### THE TASK
Every line below that contains "JSON" is to be copied.

### EXCERPTED DATA

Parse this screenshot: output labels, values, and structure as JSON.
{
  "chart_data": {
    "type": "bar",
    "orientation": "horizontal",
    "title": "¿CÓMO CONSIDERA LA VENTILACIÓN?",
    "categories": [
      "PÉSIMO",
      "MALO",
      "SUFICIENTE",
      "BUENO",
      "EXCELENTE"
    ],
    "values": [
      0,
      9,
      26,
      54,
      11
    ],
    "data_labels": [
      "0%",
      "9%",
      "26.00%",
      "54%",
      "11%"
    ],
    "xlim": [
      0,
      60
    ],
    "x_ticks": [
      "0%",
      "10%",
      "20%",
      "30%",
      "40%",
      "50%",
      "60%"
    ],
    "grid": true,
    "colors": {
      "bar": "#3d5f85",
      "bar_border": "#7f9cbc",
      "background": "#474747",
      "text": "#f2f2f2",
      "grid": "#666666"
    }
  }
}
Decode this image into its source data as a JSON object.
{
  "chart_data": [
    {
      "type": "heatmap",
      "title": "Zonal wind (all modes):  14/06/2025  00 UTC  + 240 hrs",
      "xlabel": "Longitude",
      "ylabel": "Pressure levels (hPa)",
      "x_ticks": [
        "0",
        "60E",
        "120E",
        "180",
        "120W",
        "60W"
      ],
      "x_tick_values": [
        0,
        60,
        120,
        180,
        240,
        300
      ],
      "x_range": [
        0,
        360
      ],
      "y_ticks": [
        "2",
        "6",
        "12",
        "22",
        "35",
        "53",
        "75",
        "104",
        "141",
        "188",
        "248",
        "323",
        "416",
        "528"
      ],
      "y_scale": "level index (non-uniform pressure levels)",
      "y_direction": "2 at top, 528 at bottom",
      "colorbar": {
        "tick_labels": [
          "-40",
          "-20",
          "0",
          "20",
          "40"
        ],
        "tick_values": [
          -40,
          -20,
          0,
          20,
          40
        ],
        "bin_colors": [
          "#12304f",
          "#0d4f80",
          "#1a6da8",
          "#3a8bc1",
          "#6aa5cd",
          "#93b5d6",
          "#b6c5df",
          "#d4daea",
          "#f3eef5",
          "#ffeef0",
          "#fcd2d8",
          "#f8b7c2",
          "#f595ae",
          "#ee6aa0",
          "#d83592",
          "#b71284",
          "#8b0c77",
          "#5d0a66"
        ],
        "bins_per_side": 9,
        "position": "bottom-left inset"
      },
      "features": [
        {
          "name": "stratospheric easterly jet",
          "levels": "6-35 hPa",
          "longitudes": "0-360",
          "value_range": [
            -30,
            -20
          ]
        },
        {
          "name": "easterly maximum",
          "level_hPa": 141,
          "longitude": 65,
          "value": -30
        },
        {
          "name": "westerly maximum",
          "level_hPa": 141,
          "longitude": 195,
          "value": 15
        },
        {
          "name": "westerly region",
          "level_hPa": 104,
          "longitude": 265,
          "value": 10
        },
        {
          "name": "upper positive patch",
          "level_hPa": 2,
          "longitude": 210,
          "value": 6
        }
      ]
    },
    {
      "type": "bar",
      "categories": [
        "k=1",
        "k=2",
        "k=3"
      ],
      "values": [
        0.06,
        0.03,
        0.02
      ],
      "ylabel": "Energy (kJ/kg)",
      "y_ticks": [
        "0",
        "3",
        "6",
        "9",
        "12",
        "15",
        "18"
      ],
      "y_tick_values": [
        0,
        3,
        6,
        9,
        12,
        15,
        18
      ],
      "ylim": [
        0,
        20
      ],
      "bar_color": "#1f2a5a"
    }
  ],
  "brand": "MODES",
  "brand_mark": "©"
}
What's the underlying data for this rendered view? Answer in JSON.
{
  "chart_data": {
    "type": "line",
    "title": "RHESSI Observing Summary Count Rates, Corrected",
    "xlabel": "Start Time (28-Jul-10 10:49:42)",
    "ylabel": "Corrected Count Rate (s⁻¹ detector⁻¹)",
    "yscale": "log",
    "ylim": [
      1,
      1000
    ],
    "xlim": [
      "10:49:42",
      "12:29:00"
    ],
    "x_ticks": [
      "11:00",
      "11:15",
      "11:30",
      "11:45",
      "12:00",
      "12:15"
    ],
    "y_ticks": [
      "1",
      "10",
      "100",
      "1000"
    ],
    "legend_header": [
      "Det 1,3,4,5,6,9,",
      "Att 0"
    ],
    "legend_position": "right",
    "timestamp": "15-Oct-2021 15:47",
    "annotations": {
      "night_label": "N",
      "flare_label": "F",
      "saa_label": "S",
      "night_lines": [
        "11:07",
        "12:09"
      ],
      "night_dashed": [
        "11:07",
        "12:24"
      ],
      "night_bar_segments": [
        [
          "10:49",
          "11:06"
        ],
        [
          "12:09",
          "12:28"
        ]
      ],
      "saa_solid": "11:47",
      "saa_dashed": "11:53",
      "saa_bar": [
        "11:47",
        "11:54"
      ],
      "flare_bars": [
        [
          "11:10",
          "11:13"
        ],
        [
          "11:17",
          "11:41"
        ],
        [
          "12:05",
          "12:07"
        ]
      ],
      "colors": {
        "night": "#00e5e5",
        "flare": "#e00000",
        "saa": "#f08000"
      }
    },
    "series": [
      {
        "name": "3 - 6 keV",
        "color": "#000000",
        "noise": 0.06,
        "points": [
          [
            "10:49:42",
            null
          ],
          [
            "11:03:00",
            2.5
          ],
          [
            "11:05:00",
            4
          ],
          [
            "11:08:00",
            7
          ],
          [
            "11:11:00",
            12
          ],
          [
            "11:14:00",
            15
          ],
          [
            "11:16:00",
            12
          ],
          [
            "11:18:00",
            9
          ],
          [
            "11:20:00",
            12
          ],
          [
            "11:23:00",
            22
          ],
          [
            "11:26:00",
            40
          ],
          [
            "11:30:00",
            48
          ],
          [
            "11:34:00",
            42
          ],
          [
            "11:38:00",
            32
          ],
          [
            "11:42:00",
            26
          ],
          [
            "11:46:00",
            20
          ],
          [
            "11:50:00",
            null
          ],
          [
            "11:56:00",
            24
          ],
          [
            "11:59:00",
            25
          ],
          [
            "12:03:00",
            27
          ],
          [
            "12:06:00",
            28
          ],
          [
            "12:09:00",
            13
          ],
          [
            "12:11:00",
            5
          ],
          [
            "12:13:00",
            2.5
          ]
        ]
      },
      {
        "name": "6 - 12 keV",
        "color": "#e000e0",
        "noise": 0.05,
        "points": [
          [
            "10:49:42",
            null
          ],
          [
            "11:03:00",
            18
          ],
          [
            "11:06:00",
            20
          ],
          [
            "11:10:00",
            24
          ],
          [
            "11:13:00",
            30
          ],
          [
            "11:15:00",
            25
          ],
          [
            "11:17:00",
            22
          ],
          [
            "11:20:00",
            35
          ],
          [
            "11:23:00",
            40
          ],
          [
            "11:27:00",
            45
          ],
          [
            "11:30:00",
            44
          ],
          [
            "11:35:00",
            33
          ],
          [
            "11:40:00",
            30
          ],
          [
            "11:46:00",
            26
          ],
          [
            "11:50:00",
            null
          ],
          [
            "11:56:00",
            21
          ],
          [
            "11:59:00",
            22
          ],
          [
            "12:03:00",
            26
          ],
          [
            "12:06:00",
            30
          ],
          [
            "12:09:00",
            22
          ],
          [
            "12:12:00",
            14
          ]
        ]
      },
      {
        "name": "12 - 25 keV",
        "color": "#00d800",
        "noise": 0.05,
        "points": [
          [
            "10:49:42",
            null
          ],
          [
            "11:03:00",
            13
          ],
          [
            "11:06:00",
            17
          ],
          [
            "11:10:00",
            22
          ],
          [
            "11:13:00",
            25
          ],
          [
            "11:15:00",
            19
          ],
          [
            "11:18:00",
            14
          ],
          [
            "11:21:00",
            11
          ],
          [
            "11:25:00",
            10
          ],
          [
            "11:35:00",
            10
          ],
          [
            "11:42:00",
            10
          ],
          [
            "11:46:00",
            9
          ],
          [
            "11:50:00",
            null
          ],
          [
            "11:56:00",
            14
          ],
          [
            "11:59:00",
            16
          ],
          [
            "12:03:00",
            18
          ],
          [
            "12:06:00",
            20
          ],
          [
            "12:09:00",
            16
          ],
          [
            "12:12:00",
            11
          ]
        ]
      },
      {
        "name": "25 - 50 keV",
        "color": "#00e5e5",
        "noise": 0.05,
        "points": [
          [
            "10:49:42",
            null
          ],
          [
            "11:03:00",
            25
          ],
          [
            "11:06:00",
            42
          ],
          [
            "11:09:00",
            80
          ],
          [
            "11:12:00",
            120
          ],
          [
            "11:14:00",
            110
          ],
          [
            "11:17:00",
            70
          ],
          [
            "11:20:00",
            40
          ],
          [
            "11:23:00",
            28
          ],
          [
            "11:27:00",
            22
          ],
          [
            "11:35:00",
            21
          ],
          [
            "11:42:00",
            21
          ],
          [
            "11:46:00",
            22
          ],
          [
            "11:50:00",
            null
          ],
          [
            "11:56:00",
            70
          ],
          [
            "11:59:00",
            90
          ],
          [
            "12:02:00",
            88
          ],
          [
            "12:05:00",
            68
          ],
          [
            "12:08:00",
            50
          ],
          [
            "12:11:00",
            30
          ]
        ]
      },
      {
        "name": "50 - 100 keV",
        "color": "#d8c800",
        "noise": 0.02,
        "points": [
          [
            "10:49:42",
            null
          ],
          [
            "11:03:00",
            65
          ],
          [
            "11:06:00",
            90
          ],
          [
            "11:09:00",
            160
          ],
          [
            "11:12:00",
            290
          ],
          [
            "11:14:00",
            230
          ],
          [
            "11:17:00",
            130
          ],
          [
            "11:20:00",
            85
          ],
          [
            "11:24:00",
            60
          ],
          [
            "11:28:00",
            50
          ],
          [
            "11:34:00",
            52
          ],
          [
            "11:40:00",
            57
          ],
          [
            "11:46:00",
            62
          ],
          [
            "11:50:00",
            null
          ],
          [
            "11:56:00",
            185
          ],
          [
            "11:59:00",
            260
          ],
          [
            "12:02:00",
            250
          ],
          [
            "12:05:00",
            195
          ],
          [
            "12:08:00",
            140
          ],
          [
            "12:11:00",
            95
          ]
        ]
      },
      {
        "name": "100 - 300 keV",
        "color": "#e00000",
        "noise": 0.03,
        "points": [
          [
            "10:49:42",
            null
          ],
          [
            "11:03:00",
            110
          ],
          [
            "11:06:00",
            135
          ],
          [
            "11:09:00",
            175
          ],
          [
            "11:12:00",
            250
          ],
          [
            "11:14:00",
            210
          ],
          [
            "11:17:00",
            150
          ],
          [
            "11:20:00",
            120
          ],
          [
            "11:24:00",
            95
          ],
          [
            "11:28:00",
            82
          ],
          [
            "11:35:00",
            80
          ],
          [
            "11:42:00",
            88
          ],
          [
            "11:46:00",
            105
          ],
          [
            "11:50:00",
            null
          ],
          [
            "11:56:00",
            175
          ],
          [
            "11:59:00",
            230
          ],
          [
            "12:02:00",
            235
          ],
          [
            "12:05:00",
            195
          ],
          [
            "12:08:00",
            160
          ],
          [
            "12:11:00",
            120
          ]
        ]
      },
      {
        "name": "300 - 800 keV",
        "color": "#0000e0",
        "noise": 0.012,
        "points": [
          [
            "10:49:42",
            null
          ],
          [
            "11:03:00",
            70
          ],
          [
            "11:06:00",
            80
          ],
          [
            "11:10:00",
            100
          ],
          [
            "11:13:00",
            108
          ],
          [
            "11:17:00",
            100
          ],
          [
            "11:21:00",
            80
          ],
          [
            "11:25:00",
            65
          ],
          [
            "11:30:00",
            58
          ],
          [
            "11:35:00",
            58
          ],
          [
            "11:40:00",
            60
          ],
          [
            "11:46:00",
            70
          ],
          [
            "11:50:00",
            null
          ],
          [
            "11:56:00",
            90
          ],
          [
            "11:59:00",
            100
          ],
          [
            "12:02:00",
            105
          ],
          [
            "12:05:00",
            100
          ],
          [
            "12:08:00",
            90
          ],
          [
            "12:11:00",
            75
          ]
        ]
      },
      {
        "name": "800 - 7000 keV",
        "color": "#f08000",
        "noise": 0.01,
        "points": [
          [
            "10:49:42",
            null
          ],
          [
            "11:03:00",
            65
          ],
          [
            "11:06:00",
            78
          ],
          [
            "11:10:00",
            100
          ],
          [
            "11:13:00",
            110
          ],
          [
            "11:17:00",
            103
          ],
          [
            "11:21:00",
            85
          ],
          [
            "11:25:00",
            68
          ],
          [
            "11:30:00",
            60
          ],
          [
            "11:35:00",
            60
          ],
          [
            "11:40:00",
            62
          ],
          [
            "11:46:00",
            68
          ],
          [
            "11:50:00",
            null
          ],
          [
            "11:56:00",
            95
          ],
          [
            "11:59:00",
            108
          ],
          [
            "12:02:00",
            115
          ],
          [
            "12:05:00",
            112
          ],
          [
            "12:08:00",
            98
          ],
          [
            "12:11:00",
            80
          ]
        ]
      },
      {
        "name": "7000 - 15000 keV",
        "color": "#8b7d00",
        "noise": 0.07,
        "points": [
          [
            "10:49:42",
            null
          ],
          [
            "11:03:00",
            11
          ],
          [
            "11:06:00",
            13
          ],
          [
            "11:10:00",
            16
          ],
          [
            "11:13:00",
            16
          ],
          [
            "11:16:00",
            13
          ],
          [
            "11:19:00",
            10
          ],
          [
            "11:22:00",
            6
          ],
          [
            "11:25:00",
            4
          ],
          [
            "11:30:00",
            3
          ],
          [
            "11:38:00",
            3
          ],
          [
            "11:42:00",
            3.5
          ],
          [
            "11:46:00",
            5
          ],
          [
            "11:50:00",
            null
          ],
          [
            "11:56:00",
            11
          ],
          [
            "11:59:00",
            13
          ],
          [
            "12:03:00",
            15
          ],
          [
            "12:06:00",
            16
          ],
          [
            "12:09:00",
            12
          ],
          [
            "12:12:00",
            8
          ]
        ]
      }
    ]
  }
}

### COMPLETE OUTPUT
Parse this screenshot: output labels, values, and structure as JSON.
Decode this image into its source data as a JSON object.
What's the underlying data for this rendered view? Answer in JSON.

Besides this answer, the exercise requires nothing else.